The entries that follow should be written out exactly.

-=-=-=-=-

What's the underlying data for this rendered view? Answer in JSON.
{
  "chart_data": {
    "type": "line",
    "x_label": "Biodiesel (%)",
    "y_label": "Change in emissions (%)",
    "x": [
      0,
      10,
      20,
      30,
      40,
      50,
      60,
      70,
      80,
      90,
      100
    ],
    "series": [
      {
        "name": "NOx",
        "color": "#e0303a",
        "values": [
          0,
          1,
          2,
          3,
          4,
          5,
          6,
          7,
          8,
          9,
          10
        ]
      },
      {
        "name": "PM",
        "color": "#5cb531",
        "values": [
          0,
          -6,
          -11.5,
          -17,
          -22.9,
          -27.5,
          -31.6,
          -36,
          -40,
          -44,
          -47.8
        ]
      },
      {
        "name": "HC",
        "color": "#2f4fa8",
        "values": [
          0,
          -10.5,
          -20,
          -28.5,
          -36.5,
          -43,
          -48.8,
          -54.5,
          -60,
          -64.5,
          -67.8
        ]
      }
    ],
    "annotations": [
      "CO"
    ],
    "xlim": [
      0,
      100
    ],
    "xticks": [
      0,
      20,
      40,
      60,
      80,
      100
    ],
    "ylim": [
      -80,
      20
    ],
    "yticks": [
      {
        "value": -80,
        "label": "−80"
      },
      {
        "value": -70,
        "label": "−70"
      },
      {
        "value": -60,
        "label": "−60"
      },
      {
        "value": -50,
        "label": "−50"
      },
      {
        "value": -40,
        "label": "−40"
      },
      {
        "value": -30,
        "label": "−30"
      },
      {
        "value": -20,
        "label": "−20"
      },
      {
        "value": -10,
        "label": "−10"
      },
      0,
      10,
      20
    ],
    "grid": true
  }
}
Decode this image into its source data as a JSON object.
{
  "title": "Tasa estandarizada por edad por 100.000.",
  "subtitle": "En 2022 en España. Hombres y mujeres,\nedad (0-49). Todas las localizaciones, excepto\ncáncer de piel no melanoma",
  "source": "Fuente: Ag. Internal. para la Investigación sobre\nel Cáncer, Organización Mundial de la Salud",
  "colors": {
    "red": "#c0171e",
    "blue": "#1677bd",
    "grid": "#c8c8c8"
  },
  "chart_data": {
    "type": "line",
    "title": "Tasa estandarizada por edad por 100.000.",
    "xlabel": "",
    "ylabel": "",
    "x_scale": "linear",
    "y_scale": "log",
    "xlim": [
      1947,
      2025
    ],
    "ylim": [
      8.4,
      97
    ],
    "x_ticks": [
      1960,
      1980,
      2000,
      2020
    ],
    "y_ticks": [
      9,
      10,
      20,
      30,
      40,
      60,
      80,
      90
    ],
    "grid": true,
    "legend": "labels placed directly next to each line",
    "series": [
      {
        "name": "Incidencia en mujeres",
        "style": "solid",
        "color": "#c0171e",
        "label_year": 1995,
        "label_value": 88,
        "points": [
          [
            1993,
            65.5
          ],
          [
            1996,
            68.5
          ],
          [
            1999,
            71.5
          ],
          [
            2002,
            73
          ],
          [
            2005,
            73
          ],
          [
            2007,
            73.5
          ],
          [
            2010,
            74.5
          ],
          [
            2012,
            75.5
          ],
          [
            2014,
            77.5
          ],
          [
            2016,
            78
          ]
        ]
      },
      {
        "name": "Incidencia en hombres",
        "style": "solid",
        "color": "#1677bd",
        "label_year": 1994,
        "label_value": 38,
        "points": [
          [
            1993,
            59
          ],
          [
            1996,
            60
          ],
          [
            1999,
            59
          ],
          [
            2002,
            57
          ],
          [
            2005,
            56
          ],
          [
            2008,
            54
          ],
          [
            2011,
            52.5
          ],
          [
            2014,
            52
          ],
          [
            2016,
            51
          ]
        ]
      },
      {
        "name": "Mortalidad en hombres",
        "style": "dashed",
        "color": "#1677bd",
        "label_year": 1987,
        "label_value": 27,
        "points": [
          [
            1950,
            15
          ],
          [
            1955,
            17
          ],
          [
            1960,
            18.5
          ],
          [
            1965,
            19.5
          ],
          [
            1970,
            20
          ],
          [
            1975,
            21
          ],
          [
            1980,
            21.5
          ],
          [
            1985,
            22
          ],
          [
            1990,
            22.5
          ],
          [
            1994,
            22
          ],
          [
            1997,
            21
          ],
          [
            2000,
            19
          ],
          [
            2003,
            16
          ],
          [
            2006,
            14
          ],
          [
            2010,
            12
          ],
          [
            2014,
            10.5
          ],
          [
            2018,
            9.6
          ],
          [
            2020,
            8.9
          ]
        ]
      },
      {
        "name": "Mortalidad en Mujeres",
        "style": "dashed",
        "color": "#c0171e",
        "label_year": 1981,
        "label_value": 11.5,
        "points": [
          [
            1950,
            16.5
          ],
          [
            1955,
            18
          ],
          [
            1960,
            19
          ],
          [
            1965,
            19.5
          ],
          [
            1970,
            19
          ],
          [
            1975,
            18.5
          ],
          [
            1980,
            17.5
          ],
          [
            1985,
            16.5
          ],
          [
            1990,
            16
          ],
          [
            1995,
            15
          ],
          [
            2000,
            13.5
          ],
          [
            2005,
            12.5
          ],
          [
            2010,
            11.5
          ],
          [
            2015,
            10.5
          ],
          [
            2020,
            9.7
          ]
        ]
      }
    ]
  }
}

-=-=-=-=-

* **RESPONSE TO THE EXERCISE**:
What's the underlying data for this rendered view? Answer in JSON.
{
  "chart_data": {
    "type": "line",
    "x_label": "Biodiesel (%)",
    "y_label": "Change in emissions (%)",
    "x": [
      0,
      10,
      20,
      30,
      40,
      50,
      60,
      70,
      80,
      90,
      100
    ],
    "series": [
      {
        "name": "NOx",
        "color": "#e0303a",
        "values": [
          0,
          1,
          2,
          3,
          4,
          5,
          6,
          7,
          8,
          9,
          10
        ]
      },
      {
        "name": "PM",
        "color": "#5cb531",
        "values": [
          0,
          -6,
          -11.5,
          -17,
          -22.9,
          -27.5,
          -31.6,
          -36,
          -40,
          -44,
          -47.8
        ]
      },
      {
        "name": "HC",
        "color": "#2f4fa8",
        "values": [
          0,
          -10.5,
          -20,
          -28.5,
          -36.5,
          -43,
          -48.8,
          -54.5,
          -60,
          -64.5,
          -67.8
        ]
      }
    ],
    "annotations": [
      "CO"
    ],
    "xlim": [
      0,
      100
    ],
    "xticks": [
      0,
      20,
      40,
      60,
      80,
      100
    ],
    "ylim": [
      -80,
      20
    ],
    "yticks": [
      {
        "value": -80,
        "label": "−80"
      },
      {
        "value": -70,
        "label": "−70"
      },
      {
        "value": -60,
        "label": "−60"
      },
      {
        "value": -50,
        "label": "−50"
      },
      {
        "value": -40,
        "label": "−40"
      },
      {
        "value": -30,
        "label": "−30"
      },
      {
        "value": -20,
        "label": "−20"
      },
      {
        "value": -10,
        "label": "−10"
      },
      0,
      10,
      20
    ],
    "grid": true
  }
}
Decode this image into its source data as a JSON object.
{
  "title": "Tasa estandarizada por edad por 100.000.",
  "subtitle": "En 2022 en España. Hombres y mujeres,\nedad (0-49). Todas las localizaciones, excepto\ncáncer de piel no melanoma",
  "source": "Fuente: Ag. Internal. para la Investigación sobre\nel Cáncer, Organización Mundial de la Salud",
  "colors": {
    "red": "#c0171e",
    "blue": "#1677bd",
    "grid": "#c8c8c8"
  },
  "chart_data": {
    "type": "line",
    "title": "Tasa estandarizada por edad por 100.000.",
    "xlabel": "",
    "ylabel": "",
    "x_scale": "linear",
    "y_scale": "log",
    "xlim": [
      1947,
      2025
    ],
    "ylim": [
      8.4,
      97
    ],
    "x_ticks": [
      1960,
      1980,
      2000,
      2020
    ],
    "y_ticks": [
      9,
      10,
      20,
      30,
      40,
      60,
      80,
      90
    ],
    "grid": true,
    "legend": "labels placed directly next to each line",
    "series": [
      {
        "name": "Incidencia en mujeres",
        "style": "solid",
        "color": "#c0171e",
        "label_year": 1995,
        "label_value": 88,
        "points": [
          [
            1993,
            65.5
          ],
          [
            1996,
            68.5
          ],
          [
            1999,
            71.5
          ],
          [
            2002,
            73
          ],
          [
            2005,
            73
          ],
          [
            2007,
            73.5
          ],
          [
            2010,
            74.5
          ],
          [
            2012,
            75.5
          ],
          [
            2014,
            77.5
          ],
          [
            2016,
            78
          ]
        ]
      },
      {
        "name": "Incidencia en hombres",
        "style": "solid",
        "color": "#1677bd",
        "label_year": 1994,
        "label_value": 38,
        "points": [
          [
            1993,
            59
          ],
          [
            1996,
            60
          ],
          [
            1999,
            59
          ],
          [
            2002,
            57
          ],
          [
            2005,
            56
          ],
          [
            2008,
            54
          ],
          [
            2011,
            52.5
          ],
          [
            2014,
            52
          ],
          [
            2016,
            51
          ]
        ]
      },
      {
        "name": "Mortalidad en hombres",
        "style": "dashed",
        "color": "#1677bd",
        "label_year": 1987,
        "label_value": 27,
        "points": [
          [
            1950,
            15
          ],
          [
            1955,
            17
          ],
          [
            1960,
            18.5
          ],
          [
            1965,
            19.5
          ],
          [
            1970,
            20
          ],
          [
            1975,
            21
          ],
          [
            1980,
            21.5
          ],
          [
            1985,
            22
          ],
          [
            1990,
            22.5
          ],
          [
            1994,
            22
          ],
          [
            1997,
            21
          ],
          [
            2000,
            19
          ],
          [
            2003,
            16
          ],
          [
            2006,
            14
          ],
          [
            2010,
            12
          ],
          [
            2014,
            10.5
          ],
          [
            2018,
            9.6
          ],
          [
            2020,
            8.9
          ]
        ]
      },
      {
        "name": "Mortalidad en Mujeres",
        "style": "dashed",
        "color": "#c0171e",
        "label_year": 1981,
        "label_value": 11.5,
        "points": [
          [
            1950,
            16.5
          ],
          [
            1955,
            18
          ],
          [
            1960,
            19
          ],
          [
            1965,
            19.5
          ],
          [
            1970,
            19
          ],
          [
            1975,
            18.5
          ],
          [
            1980,
            17.5
          ],
          [
            1985,
            16.5
          ],
          [
            1990,
            16
          ],
          [
            1995,
            15
          ],
          [
            2000,
            13.5
          ],
          [
            2005,
            12.5
          ],
          [
            2010,
            11.5
          ],
          [
            2015,
            10.5
          ],
          [
            2020,
            9.7
          ]
        ]
      }
    ]
  }
}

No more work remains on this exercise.